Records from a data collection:

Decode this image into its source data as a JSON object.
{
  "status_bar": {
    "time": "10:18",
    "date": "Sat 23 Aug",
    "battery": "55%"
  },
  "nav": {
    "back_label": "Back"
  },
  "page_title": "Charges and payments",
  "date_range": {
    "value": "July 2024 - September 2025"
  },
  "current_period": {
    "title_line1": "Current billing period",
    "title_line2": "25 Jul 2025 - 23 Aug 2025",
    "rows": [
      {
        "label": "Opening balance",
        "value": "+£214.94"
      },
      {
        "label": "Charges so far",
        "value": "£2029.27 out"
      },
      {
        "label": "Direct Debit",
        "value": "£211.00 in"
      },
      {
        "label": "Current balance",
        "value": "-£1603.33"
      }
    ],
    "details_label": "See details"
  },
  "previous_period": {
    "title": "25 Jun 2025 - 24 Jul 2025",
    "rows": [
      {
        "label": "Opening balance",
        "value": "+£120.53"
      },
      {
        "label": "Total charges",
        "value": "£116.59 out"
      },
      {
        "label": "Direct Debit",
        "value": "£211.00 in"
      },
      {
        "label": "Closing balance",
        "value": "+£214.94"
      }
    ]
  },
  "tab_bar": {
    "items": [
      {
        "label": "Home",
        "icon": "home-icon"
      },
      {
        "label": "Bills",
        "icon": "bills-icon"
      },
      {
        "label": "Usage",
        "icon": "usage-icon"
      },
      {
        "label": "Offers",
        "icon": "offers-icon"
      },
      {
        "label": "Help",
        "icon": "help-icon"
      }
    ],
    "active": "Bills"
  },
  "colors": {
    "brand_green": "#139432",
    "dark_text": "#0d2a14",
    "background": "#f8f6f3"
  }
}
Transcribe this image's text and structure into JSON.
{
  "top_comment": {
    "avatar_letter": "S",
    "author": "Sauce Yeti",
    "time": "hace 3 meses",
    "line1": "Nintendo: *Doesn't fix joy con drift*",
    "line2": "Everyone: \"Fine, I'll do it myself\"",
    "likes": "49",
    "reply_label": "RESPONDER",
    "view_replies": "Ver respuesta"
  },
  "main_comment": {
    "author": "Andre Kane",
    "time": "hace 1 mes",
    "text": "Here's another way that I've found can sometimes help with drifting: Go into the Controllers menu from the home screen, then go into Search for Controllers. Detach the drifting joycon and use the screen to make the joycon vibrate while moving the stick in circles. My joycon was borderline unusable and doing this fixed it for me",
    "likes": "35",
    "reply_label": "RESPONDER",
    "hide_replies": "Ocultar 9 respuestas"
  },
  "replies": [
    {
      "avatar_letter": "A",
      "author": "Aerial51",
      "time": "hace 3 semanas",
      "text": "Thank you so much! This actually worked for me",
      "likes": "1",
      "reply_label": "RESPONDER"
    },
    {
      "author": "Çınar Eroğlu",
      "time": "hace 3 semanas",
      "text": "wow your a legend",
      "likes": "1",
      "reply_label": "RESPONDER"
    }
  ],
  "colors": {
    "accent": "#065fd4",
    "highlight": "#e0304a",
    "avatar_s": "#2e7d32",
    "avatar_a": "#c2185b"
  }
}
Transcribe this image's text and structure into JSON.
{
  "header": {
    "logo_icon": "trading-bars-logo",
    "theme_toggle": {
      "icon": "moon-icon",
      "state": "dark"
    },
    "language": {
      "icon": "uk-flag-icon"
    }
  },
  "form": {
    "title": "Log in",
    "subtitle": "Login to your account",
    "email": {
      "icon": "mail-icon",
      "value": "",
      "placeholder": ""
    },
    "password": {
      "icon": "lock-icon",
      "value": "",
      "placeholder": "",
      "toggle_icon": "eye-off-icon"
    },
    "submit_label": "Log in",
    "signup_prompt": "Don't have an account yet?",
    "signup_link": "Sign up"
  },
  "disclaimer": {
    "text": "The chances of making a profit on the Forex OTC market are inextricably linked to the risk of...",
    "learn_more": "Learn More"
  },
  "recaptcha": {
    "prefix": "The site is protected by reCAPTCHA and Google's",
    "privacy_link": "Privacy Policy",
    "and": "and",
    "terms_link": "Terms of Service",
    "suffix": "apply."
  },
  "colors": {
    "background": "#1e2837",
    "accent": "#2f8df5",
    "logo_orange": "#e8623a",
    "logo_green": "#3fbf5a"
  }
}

EXERCISE DIRECTIONS:
Copy each line above that contains the string "into".

OUTPUT OF THE EXERCISE:
Decode this image into its source data as a JSON object.
Transcribe this image's text and structure into JSON.
    "text": "Here's another way that I've found can sometimes help with drifting: Go into the Controllers menu from the home screen, then go into Search for Controllers. Detach the drifting joycon and use the screen to make the joycon vibrate while moving the stick in circles. My joycon was borderline unusable and doing this fixed it for me",
Transcribe this image's text and structure into JSON.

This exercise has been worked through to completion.